## WHAT IS BEING ASKED
Look for the word "Contrast" in the entries below, then copy every line that has it.

Stored data
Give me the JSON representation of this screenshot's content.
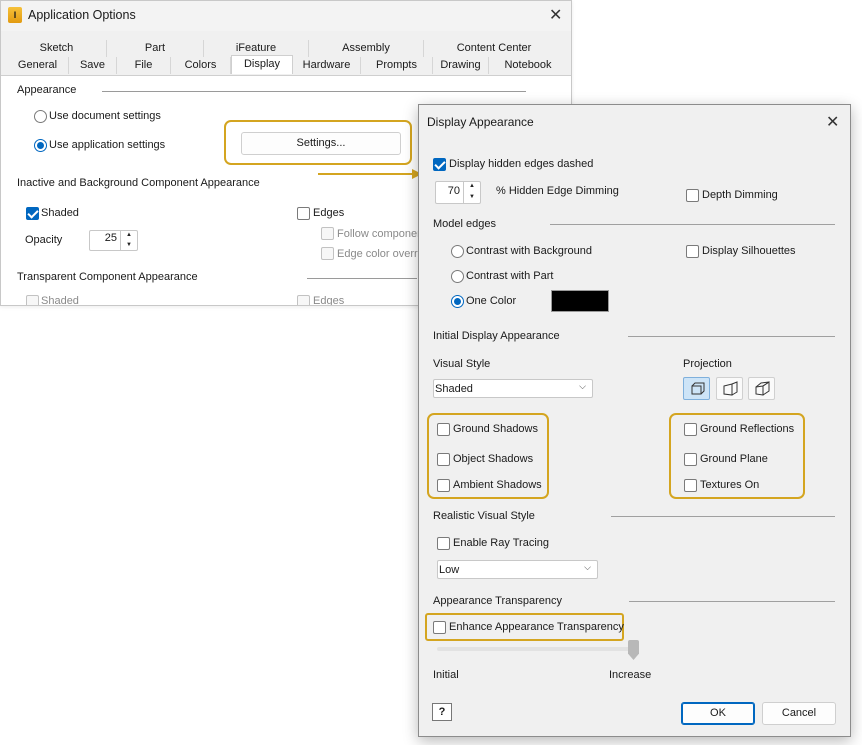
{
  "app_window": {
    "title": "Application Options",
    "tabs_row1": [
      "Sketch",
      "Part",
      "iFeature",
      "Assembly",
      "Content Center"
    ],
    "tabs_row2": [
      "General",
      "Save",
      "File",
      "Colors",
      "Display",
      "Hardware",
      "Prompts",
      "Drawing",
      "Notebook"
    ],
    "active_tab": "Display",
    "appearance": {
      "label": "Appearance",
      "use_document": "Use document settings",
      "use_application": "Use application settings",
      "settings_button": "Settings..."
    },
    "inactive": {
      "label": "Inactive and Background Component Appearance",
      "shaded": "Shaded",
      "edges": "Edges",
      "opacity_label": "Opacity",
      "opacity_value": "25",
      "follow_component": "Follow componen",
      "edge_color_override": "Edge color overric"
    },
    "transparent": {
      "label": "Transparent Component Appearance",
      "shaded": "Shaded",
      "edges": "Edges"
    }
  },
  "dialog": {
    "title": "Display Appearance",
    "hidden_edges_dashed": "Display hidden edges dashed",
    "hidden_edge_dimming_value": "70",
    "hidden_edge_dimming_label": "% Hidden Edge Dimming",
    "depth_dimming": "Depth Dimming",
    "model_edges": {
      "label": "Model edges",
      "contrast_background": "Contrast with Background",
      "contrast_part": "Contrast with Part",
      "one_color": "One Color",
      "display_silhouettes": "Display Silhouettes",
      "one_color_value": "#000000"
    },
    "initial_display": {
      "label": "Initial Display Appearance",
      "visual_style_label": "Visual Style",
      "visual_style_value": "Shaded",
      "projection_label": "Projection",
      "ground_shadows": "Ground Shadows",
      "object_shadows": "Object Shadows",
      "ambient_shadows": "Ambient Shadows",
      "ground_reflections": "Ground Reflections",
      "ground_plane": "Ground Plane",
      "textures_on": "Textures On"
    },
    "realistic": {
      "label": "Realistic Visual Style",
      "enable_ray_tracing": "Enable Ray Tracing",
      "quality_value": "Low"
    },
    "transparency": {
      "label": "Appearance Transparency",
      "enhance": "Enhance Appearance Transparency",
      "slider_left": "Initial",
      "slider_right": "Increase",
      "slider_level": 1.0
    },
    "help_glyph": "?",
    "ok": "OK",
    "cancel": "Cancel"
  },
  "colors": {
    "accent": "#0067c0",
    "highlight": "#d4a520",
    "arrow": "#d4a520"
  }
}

==

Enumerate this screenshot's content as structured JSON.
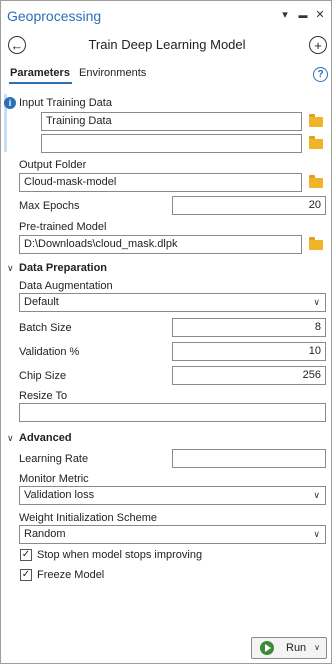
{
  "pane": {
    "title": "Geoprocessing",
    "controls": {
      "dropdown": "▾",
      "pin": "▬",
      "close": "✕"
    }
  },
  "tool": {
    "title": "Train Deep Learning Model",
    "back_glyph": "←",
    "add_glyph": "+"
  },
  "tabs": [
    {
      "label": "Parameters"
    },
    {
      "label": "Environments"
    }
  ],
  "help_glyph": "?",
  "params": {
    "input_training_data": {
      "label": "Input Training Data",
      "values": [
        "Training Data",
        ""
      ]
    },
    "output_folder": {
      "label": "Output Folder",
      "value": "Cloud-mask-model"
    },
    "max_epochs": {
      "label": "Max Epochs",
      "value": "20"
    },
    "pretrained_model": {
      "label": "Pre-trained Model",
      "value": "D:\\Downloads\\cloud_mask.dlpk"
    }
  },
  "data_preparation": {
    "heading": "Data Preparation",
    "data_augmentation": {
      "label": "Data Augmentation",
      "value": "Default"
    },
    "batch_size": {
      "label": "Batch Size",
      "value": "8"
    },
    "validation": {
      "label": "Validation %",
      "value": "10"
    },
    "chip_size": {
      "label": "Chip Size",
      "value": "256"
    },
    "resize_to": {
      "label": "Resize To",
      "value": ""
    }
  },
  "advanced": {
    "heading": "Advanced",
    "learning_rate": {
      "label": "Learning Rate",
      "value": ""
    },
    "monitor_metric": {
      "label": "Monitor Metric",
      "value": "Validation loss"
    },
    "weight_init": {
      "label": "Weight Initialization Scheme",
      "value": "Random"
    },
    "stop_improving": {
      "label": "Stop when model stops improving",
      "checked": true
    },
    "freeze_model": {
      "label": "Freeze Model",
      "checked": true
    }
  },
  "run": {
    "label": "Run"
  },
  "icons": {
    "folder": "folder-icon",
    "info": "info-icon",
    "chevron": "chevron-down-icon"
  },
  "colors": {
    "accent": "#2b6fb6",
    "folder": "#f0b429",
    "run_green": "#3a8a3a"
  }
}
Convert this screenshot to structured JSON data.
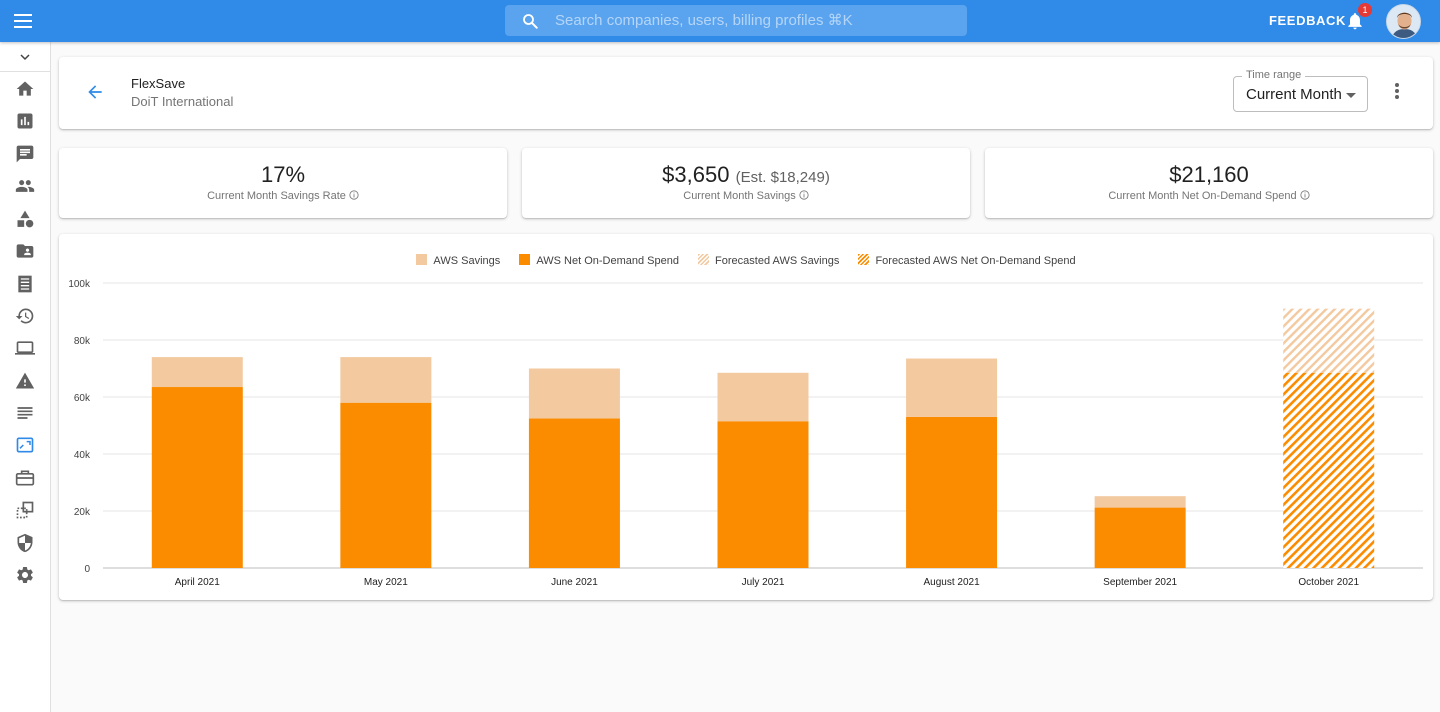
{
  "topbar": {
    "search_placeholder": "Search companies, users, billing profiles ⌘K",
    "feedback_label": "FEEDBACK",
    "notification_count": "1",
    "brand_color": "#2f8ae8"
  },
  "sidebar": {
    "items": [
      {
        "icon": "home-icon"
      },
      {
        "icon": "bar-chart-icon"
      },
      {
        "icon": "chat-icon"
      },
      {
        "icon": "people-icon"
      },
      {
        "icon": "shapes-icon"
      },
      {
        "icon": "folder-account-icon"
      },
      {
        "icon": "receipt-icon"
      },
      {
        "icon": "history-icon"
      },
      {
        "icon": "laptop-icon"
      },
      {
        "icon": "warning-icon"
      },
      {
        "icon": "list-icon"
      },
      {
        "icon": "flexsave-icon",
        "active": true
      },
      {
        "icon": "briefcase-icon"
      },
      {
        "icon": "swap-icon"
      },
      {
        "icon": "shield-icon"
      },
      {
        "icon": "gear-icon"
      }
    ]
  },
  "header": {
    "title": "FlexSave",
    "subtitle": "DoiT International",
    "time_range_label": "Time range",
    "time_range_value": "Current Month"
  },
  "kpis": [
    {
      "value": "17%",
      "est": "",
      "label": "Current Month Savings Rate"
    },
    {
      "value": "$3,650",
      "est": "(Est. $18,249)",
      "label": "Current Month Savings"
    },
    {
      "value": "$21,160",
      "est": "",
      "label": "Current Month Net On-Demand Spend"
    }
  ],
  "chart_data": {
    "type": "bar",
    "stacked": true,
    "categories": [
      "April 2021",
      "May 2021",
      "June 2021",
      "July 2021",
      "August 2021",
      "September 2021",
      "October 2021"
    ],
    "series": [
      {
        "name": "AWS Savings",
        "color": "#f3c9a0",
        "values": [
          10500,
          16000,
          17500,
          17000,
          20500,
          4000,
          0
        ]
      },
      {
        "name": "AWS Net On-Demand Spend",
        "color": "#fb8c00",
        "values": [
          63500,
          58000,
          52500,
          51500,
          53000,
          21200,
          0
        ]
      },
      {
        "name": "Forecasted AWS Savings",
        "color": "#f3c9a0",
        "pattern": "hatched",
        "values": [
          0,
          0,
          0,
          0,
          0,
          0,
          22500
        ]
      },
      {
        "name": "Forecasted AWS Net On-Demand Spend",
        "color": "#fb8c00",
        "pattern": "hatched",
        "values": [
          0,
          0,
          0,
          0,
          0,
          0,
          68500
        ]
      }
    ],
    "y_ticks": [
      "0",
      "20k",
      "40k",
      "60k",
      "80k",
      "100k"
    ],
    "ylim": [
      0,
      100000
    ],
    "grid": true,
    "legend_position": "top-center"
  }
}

## ANSWER TO THE EXERCISE
      "contrast_background": "Contrast with Background",
      "contrast_part": "Contrast with Part",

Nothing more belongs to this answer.